CHALLENGE:
Find every line in the records below that contains the word "color", and copy each such line.

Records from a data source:
--------------------
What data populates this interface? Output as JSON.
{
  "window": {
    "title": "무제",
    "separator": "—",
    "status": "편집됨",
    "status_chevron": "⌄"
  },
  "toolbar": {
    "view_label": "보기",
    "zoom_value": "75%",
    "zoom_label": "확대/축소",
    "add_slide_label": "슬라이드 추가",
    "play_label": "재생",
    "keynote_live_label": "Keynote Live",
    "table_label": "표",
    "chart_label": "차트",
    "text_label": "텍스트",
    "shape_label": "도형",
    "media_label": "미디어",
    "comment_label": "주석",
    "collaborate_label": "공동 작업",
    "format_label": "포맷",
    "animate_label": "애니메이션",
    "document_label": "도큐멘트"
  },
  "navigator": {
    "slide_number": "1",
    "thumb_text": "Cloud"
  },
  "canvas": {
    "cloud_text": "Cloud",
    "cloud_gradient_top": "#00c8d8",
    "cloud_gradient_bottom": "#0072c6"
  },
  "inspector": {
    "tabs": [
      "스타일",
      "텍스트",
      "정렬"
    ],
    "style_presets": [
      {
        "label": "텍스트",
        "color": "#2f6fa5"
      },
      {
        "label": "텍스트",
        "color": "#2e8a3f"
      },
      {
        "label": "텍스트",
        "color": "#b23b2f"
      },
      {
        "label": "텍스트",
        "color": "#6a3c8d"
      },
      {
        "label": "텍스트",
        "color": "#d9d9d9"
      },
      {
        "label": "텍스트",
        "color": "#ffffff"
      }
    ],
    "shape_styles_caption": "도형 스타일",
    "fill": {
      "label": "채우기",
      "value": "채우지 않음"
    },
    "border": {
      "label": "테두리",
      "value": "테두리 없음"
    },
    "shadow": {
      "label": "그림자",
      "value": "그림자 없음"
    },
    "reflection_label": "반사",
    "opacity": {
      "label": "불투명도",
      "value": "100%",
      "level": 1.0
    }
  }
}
--------------------
RESULT FOR THIS TASK:
        "color": "#2f6fa5"
        "color": "#2e8a3f"
        "color": "#b23b2f"
        "color": "#6a3c8d"
        "color": "#d9d9d9"
        "color": "#ffffff"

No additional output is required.